**ENTRIES**
* * *
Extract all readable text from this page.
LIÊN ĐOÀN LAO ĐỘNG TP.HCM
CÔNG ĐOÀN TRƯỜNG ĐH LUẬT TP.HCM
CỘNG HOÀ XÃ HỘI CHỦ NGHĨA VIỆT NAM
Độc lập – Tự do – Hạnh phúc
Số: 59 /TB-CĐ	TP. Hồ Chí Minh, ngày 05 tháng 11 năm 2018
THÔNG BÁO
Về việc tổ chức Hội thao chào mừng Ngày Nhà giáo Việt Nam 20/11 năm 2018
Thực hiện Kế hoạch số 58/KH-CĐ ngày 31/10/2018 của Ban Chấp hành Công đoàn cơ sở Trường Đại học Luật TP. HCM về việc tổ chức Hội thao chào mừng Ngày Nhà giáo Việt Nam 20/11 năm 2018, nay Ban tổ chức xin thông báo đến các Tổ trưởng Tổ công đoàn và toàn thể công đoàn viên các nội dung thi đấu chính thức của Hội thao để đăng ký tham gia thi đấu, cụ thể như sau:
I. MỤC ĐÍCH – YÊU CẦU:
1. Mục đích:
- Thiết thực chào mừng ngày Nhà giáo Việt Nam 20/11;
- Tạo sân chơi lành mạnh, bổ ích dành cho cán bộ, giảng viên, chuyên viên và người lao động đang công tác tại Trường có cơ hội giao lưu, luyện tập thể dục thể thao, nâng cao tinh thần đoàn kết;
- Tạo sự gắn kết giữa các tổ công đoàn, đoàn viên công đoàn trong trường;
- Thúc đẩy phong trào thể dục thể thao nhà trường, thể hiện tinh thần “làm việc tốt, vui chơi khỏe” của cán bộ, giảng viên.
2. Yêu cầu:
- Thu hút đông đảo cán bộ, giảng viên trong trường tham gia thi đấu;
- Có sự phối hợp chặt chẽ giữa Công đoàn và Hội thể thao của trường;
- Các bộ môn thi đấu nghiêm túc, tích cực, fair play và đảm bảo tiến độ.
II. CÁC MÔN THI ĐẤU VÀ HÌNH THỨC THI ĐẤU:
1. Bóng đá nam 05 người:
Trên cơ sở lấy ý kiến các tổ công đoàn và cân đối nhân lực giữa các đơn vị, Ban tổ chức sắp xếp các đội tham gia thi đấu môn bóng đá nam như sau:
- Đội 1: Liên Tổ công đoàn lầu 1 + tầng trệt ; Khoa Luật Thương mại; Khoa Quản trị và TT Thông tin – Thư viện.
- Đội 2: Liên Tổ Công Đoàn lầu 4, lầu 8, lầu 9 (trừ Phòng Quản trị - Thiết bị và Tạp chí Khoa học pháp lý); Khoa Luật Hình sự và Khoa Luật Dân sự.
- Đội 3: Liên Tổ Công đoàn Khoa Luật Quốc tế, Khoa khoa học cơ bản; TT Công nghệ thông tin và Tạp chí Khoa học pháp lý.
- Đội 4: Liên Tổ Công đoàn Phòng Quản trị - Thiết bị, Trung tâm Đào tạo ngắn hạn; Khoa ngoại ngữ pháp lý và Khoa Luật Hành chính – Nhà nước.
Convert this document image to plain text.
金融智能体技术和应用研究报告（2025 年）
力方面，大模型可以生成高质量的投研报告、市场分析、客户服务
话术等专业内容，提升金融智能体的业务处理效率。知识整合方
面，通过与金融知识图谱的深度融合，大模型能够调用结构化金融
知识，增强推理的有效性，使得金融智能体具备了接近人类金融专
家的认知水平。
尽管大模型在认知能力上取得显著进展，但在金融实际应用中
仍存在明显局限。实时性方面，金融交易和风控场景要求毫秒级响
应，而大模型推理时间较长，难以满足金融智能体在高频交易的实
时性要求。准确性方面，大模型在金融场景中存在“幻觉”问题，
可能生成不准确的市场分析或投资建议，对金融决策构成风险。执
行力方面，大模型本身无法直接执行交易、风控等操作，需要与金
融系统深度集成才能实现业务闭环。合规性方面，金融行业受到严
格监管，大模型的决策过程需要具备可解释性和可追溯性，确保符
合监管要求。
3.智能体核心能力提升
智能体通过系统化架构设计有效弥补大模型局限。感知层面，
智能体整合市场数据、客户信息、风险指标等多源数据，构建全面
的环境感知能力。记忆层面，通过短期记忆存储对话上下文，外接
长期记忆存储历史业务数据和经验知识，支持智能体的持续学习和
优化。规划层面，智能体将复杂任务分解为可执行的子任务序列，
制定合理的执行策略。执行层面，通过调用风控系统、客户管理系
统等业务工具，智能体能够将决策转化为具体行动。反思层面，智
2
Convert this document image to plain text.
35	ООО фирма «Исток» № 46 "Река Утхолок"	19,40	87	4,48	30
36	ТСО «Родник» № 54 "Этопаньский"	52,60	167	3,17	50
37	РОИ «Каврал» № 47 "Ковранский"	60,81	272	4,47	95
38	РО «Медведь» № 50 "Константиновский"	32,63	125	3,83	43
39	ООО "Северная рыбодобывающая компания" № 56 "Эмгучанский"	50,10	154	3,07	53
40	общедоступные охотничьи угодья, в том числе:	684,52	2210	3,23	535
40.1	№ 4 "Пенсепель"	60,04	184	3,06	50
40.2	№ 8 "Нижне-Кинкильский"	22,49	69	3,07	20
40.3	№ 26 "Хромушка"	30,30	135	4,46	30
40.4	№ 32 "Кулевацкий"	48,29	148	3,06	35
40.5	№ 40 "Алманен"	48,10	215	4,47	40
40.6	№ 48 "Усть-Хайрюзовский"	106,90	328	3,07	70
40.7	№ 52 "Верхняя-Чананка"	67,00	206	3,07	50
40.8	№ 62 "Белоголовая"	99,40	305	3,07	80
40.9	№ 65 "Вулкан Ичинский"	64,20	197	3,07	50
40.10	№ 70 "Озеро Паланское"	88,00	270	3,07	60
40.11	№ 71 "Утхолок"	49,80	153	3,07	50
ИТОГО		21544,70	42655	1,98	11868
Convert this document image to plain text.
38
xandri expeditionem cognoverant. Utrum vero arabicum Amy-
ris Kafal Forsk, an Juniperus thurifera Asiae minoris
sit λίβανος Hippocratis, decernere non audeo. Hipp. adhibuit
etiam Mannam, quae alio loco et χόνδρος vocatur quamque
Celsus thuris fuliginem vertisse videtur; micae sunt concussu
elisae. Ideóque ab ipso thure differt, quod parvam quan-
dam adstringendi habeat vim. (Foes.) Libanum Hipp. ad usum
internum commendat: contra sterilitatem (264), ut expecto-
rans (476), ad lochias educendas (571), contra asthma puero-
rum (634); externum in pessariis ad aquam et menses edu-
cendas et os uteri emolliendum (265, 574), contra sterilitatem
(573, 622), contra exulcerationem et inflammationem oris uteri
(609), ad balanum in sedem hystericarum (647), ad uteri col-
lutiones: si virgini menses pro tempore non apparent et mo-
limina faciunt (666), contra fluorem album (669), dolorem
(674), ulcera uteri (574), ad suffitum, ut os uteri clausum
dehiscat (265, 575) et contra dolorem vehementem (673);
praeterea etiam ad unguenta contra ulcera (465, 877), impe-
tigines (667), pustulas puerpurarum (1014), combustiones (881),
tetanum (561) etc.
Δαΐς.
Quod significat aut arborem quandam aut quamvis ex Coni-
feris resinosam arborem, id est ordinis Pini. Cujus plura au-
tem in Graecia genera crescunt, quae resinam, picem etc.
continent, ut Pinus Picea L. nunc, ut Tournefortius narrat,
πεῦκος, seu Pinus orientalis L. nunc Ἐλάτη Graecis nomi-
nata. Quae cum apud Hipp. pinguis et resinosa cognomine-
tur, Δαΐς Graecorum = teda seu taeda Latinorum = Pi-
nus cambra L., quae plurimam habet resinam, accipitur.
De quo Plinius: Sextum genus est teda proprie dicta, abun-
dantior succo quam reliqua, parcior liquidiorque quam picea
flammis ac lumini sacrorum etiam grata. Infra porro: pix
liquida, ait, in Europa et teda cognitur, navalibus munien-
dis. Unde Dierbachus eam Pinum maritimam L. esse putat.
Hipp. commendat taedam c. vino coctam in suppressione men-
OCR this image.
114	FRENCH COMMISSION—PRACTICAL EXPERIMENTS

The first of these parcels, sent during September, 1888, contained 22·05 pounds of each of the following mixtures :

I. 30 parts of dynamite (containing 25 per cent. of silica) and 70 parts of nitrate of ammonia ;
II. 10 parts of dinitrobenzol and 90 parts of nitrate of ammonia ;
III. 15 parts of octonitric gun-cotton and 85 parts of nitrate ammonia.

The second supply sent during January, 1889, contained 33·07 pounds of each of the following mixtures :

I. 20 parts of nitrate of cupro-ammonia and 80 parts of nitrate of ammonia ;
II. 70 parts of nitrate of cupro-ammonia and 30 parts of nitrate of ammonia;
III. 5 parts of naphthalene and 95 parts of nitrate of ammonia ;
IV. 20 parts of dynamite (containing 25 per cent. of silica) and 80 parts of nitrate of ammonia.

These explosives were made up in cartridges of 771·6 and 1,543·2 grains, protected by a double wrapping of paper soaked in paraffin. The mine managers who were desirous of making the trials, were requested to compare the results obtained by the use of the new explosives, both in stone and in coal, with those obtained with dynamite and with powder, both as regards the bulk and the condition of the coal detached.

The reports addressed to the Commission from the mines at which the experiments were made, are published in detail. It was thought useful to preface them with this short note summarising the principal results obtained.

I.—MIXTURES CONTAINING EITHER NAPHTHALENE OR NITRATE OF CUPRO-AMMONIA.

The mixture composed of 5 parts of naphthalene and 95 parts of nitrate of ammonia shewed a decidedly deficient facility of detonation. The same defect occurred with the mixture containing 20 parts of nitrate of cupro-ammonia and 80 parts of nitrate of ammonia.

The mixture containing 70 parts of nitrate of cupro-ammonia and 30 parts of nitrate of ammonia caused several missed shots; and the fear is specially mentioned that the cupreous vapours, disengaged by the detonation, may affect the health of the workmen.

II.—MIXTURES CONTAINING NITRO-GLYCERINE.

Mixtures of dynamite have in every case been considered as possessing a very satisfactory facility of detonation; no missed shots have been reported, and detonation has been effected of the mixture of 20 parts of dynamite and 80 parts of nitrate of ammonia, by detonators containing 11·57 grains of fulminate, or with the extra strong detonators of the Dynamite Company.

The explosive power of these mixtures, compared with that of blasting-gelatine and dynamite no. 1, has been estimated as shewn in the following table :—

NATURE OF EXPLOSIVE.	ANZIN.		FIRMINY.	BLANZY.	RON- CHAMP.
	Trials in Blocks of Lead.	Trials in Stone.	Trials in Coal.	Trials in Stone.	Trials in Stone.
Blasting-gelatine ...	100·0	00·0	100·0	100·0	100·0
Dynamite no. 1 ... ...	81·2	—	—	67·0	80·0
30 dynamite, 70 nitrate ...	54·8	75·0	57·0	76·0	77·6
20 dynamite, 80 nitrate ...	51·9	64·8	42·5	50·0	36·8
* * *
**TO DO**
Leave out every line without the string "cent" and copy the rest.

**TASK RESULT**
I. 30 parts of dynamite (containing 25 per cent. of silica) and 70 parts of nitrate of ammonia ;
IV. 20 parts of dynamite (containing 25 per cent. of silica) and 80 parts of nitrate of ammonia.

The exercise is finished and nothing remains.